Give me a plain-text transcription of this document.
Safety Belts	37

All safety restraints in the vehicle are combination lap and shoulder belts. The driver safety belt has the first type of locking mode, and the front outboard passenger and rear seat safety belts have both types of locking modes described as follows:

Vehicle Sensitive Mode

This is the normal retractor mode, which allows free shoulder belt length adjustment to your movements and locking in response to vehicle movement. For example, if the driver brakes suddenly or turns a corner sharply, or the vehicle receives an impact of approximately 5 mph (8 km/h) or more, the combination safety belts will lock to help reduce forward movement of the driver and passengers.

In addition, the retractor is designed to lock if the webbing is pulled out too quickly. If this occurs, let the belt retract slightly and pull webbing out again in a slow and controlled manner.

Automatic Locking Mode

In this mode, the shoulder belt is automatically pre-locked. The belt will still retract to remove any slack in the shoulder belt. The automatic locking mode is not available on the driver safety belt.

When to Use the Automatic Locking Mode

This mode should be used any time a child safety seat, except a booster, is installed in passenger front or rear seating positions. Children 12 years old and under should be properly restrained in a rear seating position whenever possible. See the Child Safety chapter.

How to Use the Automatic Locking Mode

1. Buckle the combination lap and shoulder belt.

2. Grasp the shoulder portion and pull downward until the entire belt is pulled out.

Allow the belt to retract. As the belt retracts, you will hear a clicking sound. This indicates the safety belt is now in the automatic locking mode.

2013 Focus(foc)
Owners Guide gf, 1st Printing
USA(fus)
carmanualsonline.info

....................

Search the data for "driver" and list every line in which it occurs.

All safety restraints in the vehicle are combination lap and shoulder belts. The driver safety belt has the first type of locking mode, and the front outboard passenger and rear seat safety belts have both types of locking modes described as follows:
This is the normal retractor mode, which allows free shoulder belt length adjustment to your movements and locking in response to vehicle movement. For example, if the driver brakes suddenly or turns a corner sharply, or the vehicle receives an impact of approximately 5 mph (8 km/h) or more, the combination safety belts will lock to help reduce forward movement of the driver and passengers.
In this mode, the shoulder belt is automatically pre-locked. The belt will still retract to remove any slack in the shoulder belt. The automatic locking mode is not available on the driver safety belt.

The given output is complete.